Exercise directions:
Search the material for "this" and show all lines that contain it.

Entries with figure data:
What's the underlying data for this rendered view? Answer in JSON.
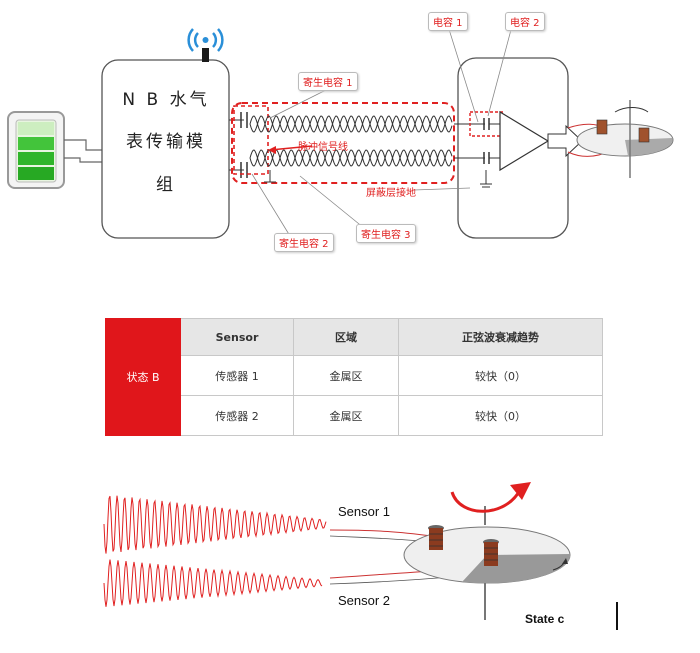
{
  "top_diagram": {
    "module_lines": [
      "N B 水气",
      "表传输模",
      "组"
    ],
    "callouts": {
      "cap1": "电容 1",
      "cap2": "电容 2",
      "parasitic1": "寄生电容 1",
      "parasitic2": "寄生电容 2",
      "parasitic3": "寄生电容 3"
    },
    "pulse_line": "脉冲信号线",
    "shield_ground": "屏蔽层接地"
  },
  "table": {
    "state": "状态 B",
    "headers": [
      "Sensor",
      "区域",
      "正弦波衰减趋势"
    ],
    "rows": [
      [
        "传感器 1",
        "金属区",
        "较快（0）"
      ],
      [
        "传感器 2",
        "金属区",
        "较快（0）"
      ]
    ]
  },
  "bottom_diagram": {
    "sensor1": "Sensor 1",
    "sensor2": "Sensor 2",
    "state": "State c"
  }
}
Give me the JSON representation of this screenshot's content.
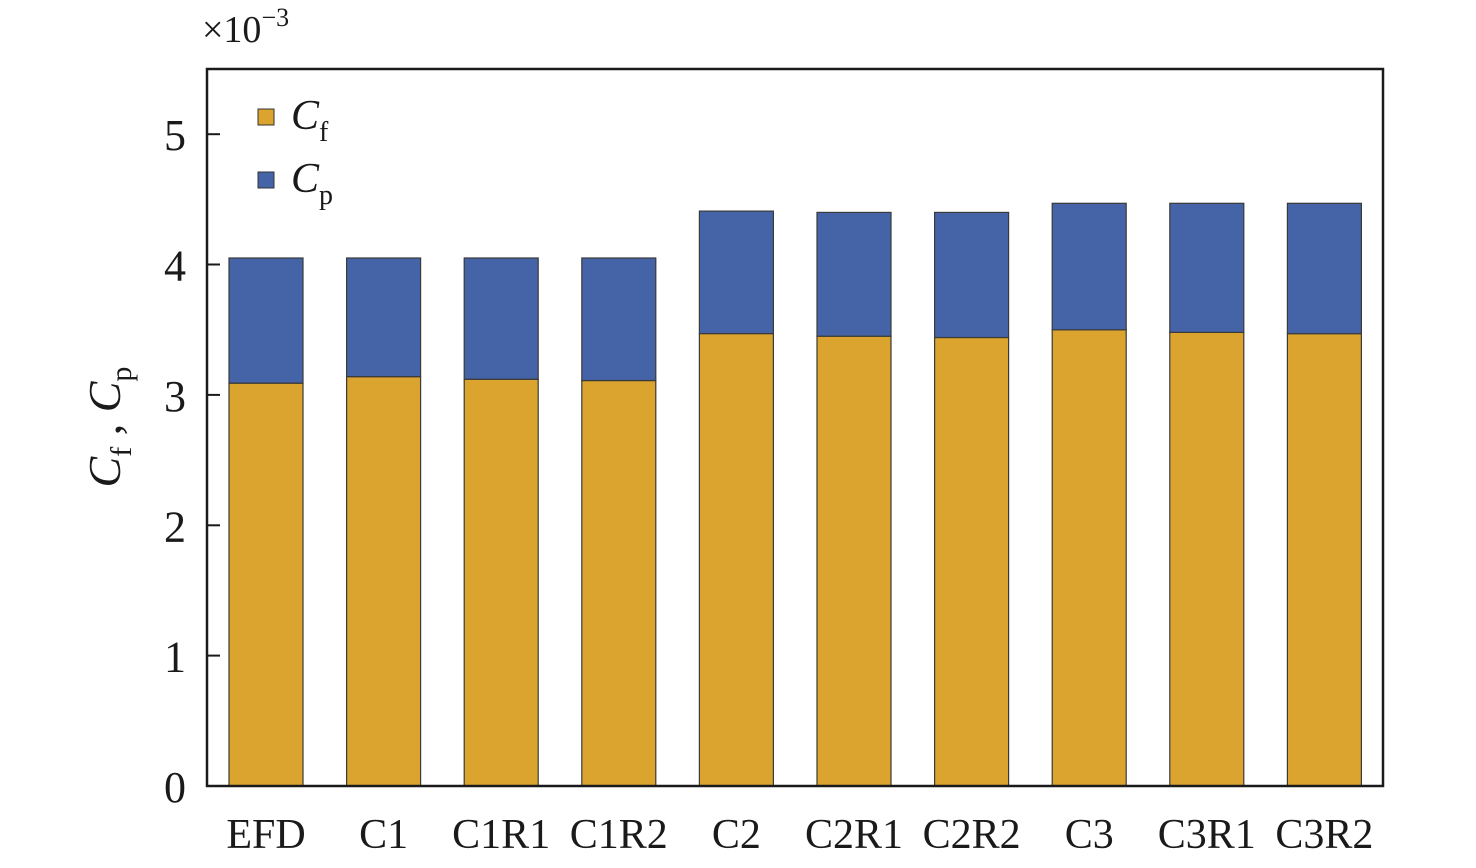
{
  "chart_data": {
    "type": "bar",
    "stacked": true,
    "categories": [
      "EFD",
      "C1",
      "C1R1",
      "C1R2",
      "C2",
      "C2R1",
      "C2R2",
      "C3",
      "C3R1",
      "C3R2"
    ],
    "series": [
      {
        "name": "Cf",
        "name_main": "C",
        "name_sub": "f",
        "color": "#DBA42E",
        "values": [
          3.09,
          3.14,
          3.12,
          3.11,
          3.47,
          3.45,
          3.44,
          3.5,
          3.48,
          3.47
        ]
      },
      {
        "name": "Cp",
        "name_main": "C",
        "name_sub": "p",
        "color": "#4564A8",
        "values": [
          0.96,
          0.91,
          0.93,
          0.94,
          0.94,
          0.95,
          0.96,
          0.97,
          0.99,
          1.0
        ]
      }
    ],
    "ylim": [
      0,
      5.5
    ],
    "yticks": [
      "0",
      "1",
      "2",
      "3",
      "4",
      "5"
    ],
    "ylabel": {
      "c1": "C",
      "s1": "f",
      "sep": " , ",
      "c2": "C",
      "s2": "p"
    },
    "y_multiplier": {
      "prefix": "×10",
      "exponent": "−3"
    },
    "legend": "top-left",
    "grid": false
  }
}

Written response:
What's the underlying data for this rendered view? Answer in JSON.
Give me the JSON representation of this screenshot's content.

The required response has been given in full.